## BEGIN THE DATA

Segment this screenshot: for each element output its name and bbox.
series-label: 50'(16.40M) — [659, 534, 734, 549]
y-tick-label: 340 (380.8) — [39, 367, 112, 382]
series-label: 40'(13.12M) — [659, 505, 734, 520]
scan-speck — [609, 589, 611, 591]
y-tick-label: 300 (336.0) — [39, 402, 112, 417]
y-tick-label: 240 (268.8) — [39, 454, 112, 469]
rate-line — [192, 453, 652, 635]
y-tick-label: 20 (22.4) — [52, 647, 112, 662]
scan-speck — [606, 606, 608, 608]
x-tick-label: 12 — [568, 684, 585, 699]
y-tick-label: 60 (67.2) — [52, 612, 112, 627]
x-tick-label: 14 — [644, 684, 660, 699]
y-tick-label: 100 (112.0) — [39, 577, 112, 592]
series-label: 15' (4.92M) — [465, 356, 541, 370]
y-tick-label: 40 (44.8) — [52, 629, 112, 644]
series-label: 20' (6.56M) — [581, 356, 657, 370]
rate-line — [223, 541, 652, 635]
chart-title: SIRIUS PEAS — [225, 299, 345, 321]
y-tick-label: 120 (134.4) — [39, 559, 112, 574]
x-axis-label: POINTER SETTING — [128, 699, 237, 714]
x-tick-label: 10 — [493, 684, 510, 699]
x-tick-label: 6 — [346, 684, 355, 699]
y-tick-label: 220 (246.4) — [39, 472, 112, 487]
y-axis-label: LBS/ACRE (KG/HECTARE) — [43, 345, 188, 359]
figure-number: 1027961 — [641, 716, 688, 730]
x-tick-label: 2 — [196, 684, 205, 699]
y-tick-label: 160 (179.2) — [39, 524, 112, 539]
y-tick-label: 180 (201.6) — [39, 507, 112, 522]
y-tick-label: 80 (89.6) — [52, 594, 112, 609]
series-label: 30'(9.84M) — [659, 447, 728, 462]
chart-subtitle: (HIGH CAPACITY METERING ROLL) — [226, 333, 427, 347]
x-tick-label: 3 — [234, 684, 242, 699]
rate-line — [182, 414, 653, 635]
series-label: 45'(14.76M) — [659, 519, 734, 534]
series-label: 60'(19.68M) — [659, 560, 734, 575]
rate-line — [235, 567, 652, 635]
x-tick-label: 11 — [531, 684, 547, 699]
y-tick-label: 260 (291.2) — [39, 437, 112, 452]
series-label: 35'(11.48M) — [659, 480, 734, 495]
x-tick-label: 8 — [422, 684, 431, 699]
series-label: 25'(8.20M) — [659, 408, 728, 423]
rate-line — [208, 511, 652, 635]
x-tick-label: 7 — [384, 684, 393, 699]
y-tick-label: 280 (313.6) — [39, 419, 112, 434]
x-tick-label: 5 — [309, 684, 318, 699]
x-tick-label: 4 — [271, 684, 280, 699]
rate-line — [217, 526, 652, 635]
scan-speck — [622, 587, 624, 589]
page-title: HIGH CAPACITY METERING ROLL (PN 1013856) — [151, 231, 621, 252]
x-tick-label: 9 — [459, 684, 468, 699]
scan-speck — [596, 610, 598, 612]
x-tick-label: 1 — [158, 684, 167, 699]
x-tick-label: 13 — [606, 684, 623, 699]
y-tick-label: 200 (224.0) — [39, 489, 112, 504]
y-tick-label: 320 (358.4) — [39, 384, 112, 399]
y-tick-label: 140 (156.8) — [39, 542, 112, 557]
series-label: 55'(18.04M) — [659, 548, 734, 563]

## END THE DATA

**EXERCISE GOAL:**
Render every line of the records above as a Markdown table with the columns Number and Text, numbering the rows in order and omitting any blank lines.

**ANSWER IN FULL:**
| Number | Text |
|---|---|
| 1 | Segment this screenshot: for each element output its name and bbox. |
| 2 | series-label: 50'(16.40M) — [659, 534, 734, 549] |
| 3 | y-tick-label: 340 (380.8) — [39, 367, 112, 382] |
| 4 | series-label: 40'(13.12M) — [659, 505, 734, 520] |
| 5 | scan-speck — [609, 589, 611, 591] |
| 6 | y-tick-label: 300 (336.0) — [39, 402, 112, 417] |
| 7 | y-tick-label: 240 (268.8) — [39, 454, 112, 469] |
| 8 | rate-line — [192, 453, 652, 635] |
| 9 | y-tick-label: 20 (22.4) — [52, 647, 112, 662] |
| 10 | scan-speck — [606, 606, 608, 608] |
| 11 | x-tick-label: 12 — [568, 684, 585, 699] |
| 12 | y-tick-label: 60 (67.2) — [52, 612, 112, 627] |
| 13 | x-tick-label: 14 — [644, 684, 660, 699] |
| 14 | y-tick-label: 100 (112.0) — [39, 577, 112, 592] |
| 15 | series-label: 15' (4.92M) — [465, 356, 541, 370] |
| 16 | y-tick-label: 40 (44.8) — [52, 629, 112, 644] |
| 17 | series-label: 20' (6.56M) — [581, 356, 657, 370] |
| 18 | rate-line — [223, 541, 652, 635] |
| 19 | chart-title: SIRIUS PEAS — [225, 299, 345, 321] |
| 20 | y-tick-label: 120 (134.4) — [39, 559, 112, 574] |
| 21 | x-axis-label: POINTER SETTING — [128, 699, 237, 714] |
| 22 | x-tick-label: 10 — [493, 684, 510, 699] |
| 23 | x-tick-label: 6 — [346, 684, 355, 699] |
| 24 | y-tick-label: 220 (246.4) — [39, 472, 112, 487] |
| 25 | y-axis-label: LBS/ACRE (KG/HECTARE) — [43, 345, 188, 359] |
| 26 | figure-number: 1027961 — [641, 716, 688, 730] |
| 27 | x-tick-label: 2 — [196, 684, 205, 699] |
| 28 | y-tick-label: 160 (179.2) — [39, 524, 112, 539] |
| 29 | y-tick-label: 180 (201.6) — [39, 507, 112, 522] |
| 30 | y-tick-label: 80 (89.6) — [52, 594, 112, 609] |
| 31 | series-label: 30'(9.84M) — [659, 447, 728, 462] |
| 32 | chart-subtitle: (HIGH CAPACITY METERING ROLL) — [226, 333, 427, 347] |
| 33 | x-tick-label: 3 — [234, 684, 242, 699] |
| 34 | rate-line — [182, 414, 653, 635] |
| 35 | series-label: 45'(14.76M) — [659, 519, 734, 534] |
| 36 | series-label: 60'(19.68M) — [659, 560, 734, 575] |
| 37 | rate-line — [235, 567, 652, 635] |
| 38 | x-tick-label: 11 — [531, 684, 547, 699] |
| 39 | y-tick-label: 260 (291.2) — [39, 437, 112, 452] |
| 40 | series-label: 35'(11.48M) — [659, 480, 734, 495] |
| 41 | x-tick-label: 8 — [422, 684, 431, 699] |
| 42 | series-label: 25'(8.20M) — [659, 408, 728, 423] |
| 43 | rate-line — [208, 511, 652, 635] |
| 44 | x-tick-label: 7 — [384, 684, 393, 699] |
| 45 | y-tick-label: 280 (313.6) — [39, 419, 112, 434] |
| 46 | x-tick-label: 5 — [309, 684, 318, 699] |
| 47 | x-tick-label: 4 — [271, 684, 280, 699] |
| 48 | rate-line — [217, 526, 652, 635] |
| 49 | scan-speck — [622, 587, 624, 589] |
| 50 | page-title: HIGH CAPACITY METERING ROLL (PN 1013856) — [151, 231, 621, 252] |
| 51 | x-tick-label: 9 — [459, 684, 468, 699] |
| 52 | scan-speck — [596, 610, 598, 612] |
| 53 | x-tick-label: 1 — [158, 684, 167, 699] |
| 54 | x-tick-label: 13 — [606, 684, 623, 699] |
| 55 | y-tick-label: 200 (224.0) — [39, 489, 112, 504] |
| 56 | y-tick-label: 320 (358.4) — [39, 384, 112, 399] |
| 57 | y-tick-label: 140 (156.8) — [39, 542, 112, 557] |
| 58 | series-label: 55'(18.04M) — [659, 548, 734, 563] |